■ **Goal of the exercise**
Leave out the pictures and copy everything else below exactly.

■ **Given data**
__________

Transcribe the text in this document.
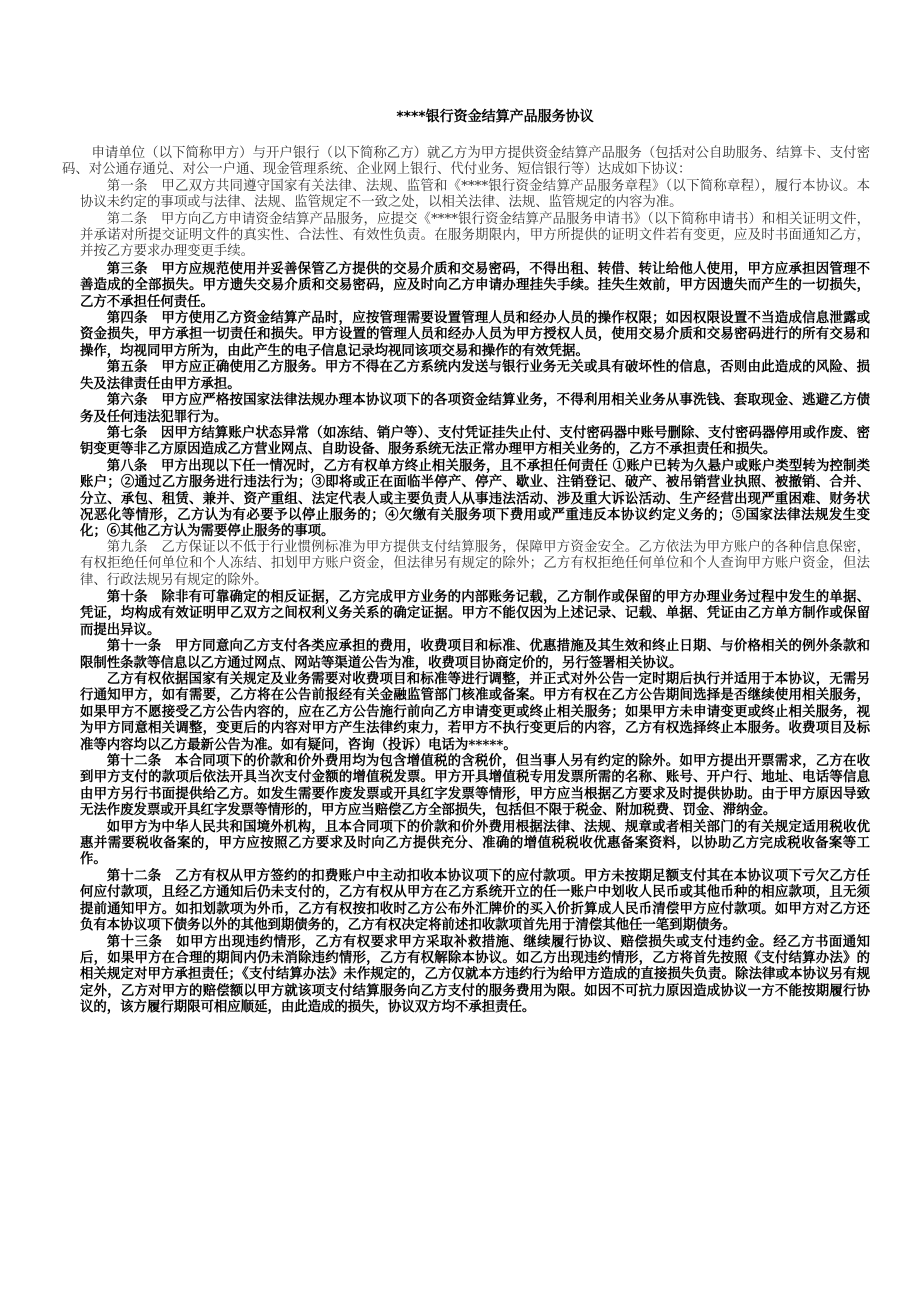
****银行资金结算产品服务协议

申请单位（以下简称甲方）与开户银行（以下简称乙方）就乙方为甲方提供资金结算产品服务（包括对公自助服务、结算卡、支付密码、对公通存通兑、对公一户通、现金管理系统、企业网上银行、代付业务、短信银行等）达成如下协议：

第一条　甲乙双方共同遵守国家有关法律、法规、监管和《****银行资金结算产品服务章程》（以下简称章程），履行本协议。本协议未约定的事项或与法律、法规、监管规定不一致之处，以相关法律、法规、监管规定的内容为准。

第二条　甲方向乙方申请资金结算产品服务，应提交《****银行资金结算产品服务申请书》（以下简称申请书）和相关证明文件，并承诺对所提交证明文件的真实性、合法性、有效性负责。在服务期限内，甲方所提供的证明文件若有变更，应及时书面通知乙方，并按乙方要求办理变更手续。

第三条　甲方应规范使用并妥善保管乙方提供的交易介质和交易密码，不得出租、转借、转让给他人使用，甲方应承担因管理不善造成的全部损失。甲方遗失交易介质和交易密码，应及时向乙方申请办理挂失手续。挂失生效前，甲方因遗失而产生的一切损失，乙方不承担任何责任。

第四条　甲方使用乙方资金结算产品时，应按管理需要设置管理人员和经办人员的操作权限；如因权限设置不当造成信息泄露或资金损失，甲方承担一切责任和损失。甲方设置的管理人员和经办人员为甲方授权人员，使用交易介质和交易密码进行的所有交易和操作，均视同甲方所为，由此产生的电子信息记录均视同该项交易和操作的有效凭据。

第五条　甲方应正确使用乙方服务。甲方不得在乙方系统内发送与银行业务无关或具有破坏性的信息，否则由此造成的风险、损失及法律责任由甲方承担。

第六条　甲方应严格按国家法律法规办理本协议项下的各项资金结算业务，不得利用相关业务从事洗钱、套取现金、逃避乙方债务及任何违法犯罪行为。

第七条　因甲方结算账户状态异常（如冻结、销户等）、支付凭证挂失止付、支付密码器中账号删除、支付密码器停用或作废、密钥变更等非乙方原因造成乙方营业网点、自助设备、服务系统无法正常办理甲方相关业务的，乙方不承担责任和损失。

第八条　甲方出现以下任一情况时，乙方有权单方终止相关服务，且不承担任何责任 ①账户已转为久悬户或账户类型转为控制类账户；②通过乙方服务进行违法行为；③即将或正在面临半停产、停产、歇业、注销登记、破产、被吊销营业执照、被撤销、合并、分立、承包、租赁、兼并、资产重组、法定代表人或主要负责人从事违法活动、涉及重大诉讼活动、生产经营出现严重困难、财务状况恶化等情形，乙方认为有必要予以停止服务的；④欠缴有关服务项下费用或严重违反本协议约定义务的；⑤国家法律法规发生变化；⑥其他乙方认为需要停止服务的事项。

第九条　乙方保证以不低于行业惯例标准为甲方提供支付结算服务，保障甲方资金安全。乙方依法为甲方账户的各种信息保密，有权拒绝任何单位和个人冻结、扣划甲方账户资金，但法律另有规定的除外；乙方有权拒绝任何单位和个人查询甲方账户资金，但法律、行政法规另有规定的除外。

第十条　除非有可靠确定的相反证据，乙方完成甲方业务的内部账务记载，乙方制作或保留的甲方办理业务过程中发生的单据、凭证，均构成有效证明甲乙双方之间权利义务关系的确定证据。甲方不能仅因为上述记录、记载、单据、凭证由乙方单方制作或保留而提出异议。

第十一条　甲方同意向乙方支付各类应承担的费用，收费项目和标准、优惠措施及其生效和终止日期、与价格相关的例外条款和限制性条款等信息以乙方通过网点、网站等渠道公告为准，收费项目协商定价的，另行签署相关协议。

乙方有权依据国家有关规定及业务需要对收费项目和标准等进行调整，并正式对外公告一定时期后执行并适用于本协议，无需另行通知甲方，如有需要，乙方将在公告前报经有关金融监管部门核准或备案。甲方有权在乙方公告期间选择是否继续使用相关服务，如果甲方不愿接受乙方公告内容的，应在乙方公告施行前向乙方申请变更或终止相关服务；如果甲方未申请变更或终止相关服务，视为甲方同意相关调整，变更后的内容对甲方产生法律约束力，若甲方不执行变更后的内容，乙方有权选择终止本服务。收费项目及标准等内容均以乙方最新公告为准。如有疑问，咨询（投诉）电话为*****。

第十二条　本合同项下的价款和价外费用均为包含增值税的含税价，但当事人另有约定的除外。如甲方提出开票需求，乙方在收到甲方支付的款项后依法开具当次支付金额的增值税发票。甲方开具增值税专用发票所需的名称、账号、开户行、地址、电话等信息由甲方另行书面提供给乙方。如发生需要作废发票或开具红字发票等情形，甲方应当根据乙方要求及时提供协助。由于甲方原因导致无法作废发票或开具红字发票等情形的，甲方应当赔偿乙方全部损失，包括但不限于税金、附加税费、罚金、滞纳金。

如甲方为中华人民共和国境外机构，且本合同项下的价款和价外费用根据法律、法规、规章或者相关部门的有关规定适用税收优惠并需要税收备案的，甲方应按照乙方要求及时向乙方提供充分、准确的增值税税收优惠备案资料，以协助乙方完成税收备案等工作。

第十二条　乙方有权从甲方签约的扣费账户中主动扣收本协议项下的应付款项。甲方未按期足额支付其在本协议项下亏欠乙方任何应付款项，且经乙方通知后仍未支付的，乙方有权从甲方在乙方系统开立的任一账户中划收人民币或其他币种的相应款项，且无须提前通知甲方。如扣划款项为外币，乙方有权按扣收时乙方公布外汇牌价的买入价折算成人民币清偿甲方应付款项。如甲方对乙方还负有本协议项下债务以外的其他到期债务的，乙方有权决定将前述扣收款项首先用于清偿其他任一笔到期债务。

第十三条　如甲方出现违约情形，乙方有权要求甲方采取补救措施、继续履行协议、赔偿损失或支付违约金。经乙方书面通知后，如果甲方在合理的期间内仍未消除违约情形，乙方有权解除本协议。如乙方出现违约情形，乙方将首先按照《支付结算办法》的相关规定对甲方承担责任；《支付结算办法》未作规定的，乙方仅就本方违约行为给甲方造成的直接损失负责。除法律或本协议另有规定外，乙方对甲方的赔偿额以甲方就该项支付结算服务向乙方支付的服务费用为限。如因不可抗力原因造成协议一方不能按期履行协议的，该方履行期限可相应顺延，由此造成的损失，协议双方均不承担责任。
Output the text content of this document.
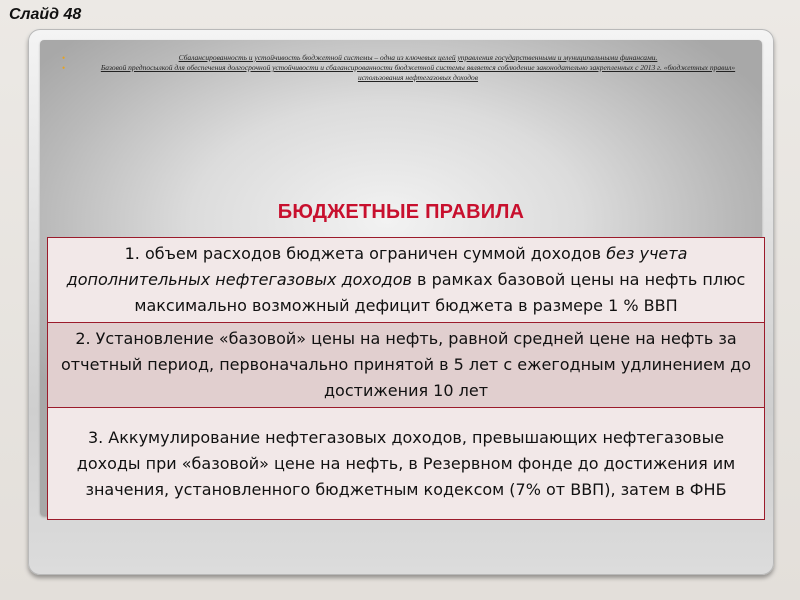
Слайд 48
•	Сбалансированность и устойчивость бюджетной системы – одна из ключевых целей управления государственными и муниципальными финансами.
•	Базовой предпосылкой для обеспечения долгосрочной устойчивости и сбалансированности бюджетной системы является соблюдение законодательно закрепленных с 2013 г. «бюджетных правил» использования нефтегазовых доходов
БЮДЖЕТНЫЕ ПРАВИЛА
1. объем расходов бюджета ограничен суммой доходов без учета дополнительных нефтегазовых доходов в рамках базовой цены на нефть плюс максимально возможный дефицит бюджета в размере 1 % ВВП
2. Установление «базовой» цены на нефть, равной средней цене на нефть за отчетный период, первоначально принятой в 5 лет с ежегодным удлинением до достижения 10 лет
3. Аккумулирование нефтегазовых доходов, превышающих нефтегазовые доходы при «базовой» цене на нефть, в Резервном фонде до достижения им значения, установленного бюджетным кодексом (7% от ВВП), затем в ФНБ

__________

■ **Written response**
Transcribe the text in this document.
****银行资金结算产品服务协议

申请单位（以下简称甲方）与开户银行（以下简称乙方）就乙方为甲方提供资金结算产品服务（包括对公自助服务、结算卡、支付密码、对公通存通兑、对公一户通、现金管理系统、企业网上银行、代付业务、短信银行等）达成如下协议：

第一条　甲乙双方共同遵守国家有关法律、法规、监管和《****银行资金结算产品服务章程》（以下简称章程），履行本协议。本协议未约定的事项或与法律、法规、监管规定不一致之处，以相关法律、法规、监管规定的内容为准。

第二条　甲方向乙方申请资金结算产品服务，应提交《****银行资金结算产品服务申请书》（以下简称申请书）和相关证明文件，并承诺对所提交证明文件的真实性、合法性、有效性负责。在服务期限内，甲方所提供的证明文件若有变更，应及时书面通知乙方，并按乙方要求办理变更手续。

第三条　甲方应规范使用并妥善保管乙方提供的交易介质和交易密码，不得出租、转借、转让给他人使用，甲方应承担因管理不善造成的全部损失。甲方遗失交易介质和交易密码，应及时向乙方申请办理挂失手续。挂失生效前，甲方因遗失而产生的一切损失，乙方不承担任何责任。

第四条　甲方使用乙方资金结算产品时，应按管理需要设置管理人员和经办人员的操作权限；如因权限设置不当造成信息泄露或资金损失，甲方承担一切责任和损失。甲方设置的管理人员和经办人员为甲方授权人员，使用交易介质和交易密码进行的所有交易和操作，均视同甲方所为，由此产生的电子信息记录均视同该项交易和操作的有效凭据。

第五条　甲方应正确使用乙方服务。甲方不得在乙方系统内发送与银行业务无关或具有破坏性的信息，否则由此造成的风险、损失及法律责任由甲方承担。

第六条　甲方应严格按国家法律法规办理本协议项下的各项资金结算业务，不得利用相关业务从事洗钱、套取现金、逃避乙方债务及任何违法犯罪行为。

第七条　因甲方结算账户状态异常（如冻结、销户等）、支付凭证挂失止付、支付密码器中账号删除、支付密码器停用或作废、密钥变更等非乙方原因造成乙方营业网点、自助设备、服务系统无法正常办理甲方相关业务的，乙方不承担责任和损失。

第八条　甲方出现以下任一情况时，乙方有权单方终止相关服务，且不承担任何责任 ①账户已转为久悬户或账户类型转为控制类账户；②通过乙方服务进行违法行为；③即将或正在面临半停产、停产、歇业、注销登记、破产、被吊销营业执照、被撤销、合并、分立、承包、租赁、兼并、资产重组、法定代表人或主要负责人从事违法活动、涉及重大诉讼活动、生产经营出现严重困难、财务状况恶化等情形，乙方认为有必要予以停止服务的；④欠缴有关服务项下费用或严重违反本协议约定义务的；⑤国家法律法规发生变化；⑥其他乙方认为需要停止服务的事项。

第九条　乙方保证以不低于行业惯例标准为甲方提供支付结算服务，保障甲方资金安全。乙方依法为甲方账户的各种信息保密，有权拒绝任何单位和个人冻结、扣划甲方账户资金，但法律另有规定的除外；乙方有权拒绝任何单位和个人查询甲方账户资金，但法律、行政法规另有规定的除外。

第十条　除非有可靠确定的相反证据，乙方完成甲方业务的内部账务记载，乙方制作或保留的甲方办理业务过程中发生的单据、凭证，均构成有效证明甲乙双方之间权利义务关系的确定证据。甲方不能仅因为上述记录、记载、单据、凭证由乙方单方制作或保留而提出异议。

第十一条　甲方同意向乙方支付各类应承担的费用，收费项目和标准、优惠措施及其生效和终止日期、与价格相关的例外条款和限制性条款等信息以乙方通过网点、网站等渠道公告为准，收费项目协商定价的，另行签署相关协议。

乙方有权依据国家有关规定及业务需要对收费项目和标准等进行调整，并正式对外公告一定时期后执行并适用于本协议，无需另行通知甲方，如有需要，乙方将在公告前报经有关金融监管部门核准或备案。甲方有权在乙方公告期间选择是否继续使用相关服务，如果甲方不愿接受乙方公告内容的，应在乙方公告施行前向乙方申请变更或终止相关服务；如果甲方未申请变更或终止相关服务，视为甲方同意相关调整，变更后的内容对甲方产生法律约束力，若甲方不执行变更后的内容，乙方有权选择终止本服务。收费项目及标准等内容均以乙方最新公告为准。如有疑问，咨询（投诉）电话为*****。

第十二条　本合同项下的价款和价外费用均为包含增值税的含税价，但当事人另有约定的除外。如甲方提出开票需求，乙方在收到甲方支付的款项后依法开具当次支付金额的增值税发票。甲方开具增值税专用发票所需的名称、账号、开户行、地址、电话等信息由甲方另行书面提供给乙方。如发生需要作废发票或开具红字发票等情形，甲方应当根据乙方要求及时提供协助。由于甲方原因导致无法作废发票或开具红字发票等情形的，甲方应当赔偿乙方全部损失，包括但不限于税金、附加税费、罚金、滞纳金。

如甲方为中华人民共和国境外机构，且本合同项下的价款和价外费用根据法律、法规、规章或者相关部门的有关规定适用税收优惠并需要税收备案的，甲方应按照乙方要求及时向乙方提供充分、准确的增值税税收优惠备案资料，以协助乙方完成税收备案等工作。

第十二条　乙方有权从甲方签约的扣费账户中主动扣收本协议项下的应付款项。甲方未按期足额支付其在本协议项下亏欠乙方任何应付款项，且经乙方通知后仍未支付的，乙方有权从甲方在乙方系统开立的任一账户中划收人民币或其他币种的相应款项，且无须提前通知甲方。如扣划款项为外币，乙方有权按扣收时乙方公布外汇牌价的买入价折算成人民币清偿甲方应付款项。如甲方对乙方还负有本协议项下债务以外的其他到期债务的，乙方有权决定将前述扣收款项首先用于清偿其他任一笔到期债务。

第十三条　如甲方出现违约情形，乙方有权要求甲方采取补救措施、继续履行协议、赔偿损失或支付违约金。经乙方书面通知后，如果甲方在合理的期间内仍未消除违约情形，乙方有权解除本协议。如乙方出现违约情形，乙方将首先按照《支付结算办法》的相关规定对甲方承担责任；《支付结算办法》未作规定的，乙方仅就本方违约行为给甲方造成的直接损失负责。除法律或本协议另有规定外，乙方对甲方的赔偿额以甲方就该项支付结算服务向乙方支付的服务费用为限。如因不可抗力原因造成协议一方不能按期履行协议的，该方履行期限可相应顺延，由此造成的损失，协议双方均不承担责任。
Output the text content of this document.
Слайд 48
•	Сбалансированность и устойчивость бюджетной системы – одна из ключевых целей управления государственными и муниципальными финансами.
•	Базовой предпосылкой для обеспечения долгосрочной устойчивости и сбалансированности бюджетной системы является соблюдение законодательно закрепленных с 2013 г. «бюджетных правил» использования нефтегазовых доходов
БЮДЖЕТНЫЕ ПРАВИЛА
1. объем расходов бюджета ограничен суммой доходов без учета дополнительных нефтегазовых доходов в рамках базовой цены на нефть плюс максимально возможный дефицит бюджета в размере 1 % ВВП
2. Установление «базовой» цены на нефть, равной средней цене на нефть за отчетный период, первоначально принятой в 5 лет с ежегодным удлинением до достижения 10 лет
3. Аккумулирование нефтегазовых доходов, превышающих нефтегазовые доходы при «базовой» цене на нефть, в Резервном фонде до достижения им значения, установленного бюджетным кодексом (7% от ВВП), затем в ФНБ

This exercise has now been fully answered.